The records.
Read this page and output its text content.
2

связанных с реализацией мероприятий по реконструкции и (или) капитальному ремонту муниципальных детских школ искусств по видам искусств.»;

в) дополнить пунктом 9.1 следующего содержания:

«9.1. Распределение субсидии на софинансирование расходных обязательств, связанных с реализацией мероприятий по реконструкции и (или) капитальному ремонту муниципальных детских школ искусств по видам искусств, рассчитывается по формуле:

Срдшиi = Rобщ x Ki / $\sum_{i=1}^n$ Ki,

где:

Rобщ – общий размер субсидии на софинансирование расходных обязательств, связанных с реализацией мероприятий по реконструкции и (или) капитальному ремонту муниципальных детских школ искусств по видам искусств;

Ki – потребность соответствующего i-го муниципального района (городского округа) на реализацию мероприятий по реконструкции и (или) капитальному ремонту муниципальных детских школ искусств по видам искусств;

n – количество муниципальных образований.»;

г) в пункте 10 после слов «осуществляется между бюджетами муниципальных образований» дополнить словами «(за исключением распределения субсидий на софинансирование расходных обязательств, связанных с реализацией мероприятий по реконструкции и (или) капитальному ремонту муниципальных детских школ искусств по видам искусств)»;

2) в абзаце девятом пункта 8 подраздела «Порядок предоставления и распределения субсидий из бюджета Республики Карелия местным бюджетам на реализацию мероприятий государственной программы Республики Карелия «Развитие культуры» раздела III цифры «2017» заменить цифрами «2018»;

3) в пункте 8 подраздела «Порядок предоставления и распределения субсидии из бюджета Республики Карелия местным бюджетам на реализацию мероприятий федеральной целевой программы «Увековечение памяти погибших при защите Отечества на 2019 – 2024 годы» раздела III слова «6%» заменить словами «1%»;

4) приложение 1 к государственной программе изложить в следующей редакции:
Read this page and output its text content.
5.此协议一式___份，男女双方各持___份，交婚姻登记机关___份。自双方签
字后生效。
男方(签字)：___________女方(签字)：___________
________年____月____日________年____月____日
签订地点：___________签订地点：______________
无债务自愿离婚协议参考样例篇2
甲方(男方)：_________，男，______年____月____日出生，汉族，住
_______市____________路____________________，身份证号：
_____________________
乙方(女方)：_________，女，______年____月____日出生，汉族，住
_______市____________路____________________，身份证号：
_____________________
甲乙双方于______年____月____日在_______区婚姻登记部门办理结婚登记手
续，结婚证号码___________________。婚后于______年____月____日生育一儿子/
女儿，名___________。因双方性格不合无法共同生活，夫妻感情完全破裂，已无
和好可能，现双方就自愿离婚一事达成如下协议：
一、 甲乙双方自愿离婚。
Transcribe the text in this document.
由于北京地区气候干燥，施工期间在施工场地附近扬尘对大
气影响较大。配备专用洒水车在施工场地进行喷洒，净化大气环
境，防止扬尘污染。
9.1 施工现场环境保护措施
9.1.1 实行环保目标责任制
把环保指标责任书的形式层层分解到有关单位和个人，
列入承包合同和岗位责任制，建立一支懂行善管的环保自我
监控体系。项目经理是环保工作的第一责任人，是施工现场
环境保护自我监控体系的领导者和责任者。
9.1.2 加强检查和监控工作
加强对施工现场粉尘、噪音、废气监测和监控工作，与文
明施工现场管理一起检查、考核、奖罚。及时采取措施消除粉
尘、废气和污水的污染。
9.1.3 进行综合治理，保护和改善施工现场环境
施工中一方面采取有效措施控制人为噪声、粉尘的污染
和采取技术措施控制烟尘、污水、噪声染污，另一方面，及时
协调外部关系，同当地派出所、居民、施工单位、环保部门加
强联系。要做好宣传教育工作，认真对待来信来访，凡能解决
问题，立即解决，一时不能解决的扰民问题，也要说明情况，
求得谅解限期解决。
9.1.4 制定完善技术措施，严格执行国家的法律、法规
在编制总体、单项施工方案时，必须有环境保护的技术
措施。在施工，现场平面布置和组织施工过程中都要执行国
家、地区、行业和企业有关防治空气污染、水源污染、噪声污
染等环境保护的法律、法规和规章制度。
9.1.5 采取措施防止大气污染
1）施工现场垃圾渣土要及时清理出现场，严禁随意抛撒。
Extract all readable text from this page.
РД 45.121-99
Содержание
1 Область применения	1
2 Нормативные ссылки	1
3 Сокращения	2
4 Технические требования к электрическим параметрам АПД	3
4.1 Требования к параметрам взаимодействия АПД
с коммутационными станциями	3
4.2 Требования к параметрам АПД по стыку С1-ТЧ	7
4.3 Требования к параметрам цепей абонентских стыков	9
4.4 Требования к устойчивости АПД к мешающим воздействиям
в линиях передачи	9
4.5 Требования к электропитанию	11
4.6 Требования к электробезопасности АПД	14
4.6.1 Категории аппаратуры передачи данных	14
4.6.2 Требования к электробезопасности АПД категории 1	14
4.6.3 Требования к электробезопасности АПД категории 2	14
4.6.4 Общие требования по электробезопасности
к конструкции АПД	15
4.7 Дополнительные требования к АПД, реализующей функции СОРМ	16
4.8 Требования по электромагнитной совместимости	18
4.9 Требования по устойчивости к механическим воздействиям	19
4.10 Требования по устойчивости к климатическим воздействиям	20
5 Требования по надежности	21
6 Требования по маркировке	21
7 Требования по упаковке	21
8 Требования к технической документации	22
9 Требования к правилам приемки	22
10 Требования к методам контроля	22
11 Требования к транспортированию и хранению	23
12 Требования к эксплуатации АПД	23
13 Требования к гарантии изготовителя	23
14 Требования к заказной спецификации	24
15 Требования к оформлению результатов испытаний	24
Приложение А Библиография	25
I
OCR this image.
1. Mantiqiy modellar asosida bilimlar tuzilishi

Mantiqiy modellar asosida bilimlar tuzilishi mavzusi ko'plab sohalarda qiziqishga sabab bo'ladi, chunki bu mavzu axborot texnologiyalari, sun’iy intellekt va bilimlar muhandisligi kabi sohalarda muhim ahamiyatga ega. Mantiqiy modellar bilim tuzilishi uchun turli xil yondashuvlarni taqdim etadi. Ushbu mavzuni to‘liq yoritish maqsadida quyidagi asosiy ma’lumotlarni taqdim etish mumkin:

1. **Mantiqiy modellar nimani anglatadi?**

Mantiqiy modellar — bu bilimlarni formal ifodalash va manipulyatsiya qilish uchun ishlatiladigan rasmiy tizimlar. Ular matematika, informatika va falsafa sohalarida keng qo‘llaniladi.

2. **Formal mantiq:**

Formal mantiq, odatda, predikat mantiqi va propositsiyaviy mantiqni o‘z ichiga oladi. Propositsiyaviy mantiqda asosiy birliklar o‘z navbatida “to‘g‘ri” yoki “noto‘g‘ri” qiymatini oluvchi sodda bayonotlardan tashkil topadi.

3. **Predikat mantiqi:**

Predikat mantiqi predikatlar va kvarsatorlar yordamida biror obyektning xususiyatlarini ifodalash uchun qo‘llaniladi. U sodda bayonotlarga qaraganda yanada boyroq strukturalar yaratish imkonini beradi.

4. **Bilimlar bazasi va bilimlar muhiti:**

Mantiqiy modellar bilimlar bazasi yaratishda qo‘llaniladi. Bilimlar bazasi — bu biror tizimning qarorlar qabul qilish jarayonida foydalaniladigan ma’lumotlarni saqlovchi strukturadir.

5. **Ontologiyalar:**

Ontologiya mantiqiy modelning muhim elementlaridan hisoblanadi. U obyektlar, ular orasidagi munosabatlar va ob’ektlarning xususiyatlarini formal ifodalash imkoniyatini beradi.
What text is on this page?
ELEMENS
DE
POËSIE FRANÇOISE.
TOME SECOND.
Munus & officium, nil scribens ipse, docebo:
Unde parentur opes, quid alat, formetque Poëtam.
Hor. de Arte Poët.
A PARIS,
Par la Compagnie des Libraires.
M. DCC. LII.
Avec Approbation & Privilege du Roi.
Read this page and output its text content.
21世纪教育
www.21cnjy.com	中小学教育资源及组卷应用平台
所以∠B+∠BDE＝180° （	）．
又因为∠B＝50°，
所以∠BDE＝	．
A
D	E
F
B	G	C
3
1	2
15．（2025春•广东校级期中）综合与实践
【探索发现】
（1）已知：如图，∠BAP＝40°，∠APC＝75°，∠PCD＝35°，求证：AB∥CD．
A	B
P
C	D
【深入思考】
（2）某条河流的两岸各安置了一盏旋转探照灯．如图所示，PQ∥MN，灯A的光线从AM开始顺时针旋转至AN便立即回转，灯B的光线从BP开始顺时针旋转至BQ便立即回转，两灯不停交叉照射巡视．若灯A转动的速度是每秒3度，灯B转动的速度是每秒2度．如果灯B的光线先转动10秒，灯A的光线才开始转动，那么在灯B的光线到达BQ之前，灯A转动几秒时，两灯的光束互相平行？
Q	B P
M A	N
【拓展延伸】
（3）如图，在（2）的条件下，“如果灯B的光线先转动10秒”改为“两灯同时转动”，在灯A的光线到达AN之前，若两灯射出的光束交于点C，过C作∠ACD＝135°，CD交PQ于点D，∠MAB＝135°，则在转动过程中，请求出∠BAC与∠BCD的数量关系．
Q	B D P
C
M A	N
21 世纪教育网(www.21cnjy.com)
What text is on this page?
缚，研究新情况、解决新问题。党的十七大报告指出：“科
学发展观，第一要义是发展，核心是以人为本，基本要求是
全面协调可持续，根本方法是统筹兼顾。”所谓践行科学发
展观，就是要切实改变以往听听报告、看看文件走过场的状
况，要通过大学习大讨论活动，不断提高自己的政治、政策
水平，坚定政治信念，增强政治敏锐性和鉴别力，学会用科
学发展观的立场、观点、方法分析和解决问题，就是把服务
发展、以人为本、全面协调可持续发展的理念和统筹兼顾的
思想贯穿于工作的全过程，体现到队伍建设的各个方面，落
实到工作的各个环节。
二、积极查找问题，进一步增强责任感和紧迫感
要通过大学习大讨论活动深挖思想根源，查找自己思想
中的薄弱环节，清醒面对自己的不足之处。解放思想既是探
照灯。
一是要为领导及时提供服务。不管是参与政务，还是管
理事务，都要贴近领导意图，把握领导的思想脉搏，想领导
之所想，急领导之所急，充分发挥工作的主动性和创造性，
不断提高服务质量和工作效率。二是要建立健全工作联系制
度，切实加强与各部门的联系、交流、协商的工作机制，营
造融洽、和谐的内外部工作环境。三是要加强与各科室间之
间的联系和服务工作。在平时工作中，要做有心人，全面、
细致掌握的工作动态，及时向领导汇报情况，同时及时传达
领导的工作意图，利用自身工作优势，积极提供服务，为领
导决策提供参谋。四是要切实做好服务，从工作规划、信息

Short problem. Take each line containing the string "местным" and copy it out.

The completed task.
2) в абзаце девятом пункта 8 подраздела «Порядок предоставления и распределения субсидий из бюджета Республики Карелия местным бюджетам на реализацию мероприятий государственной программы Республики Карелия «Развитие культуры» раздела III цифры «2017» заменить цифрами «2018»;
3) в пункте 8 подраздела «Порядок предоставления и распределения субсидии из бюджета Республики Карелия местным бюджетам на реализацию мероприятий федеральной целевой программы «Увековечение памяти погибших при защите Отечества на 2019 – 2024 годы» раздела III слова «6%» заменить словами «1%»;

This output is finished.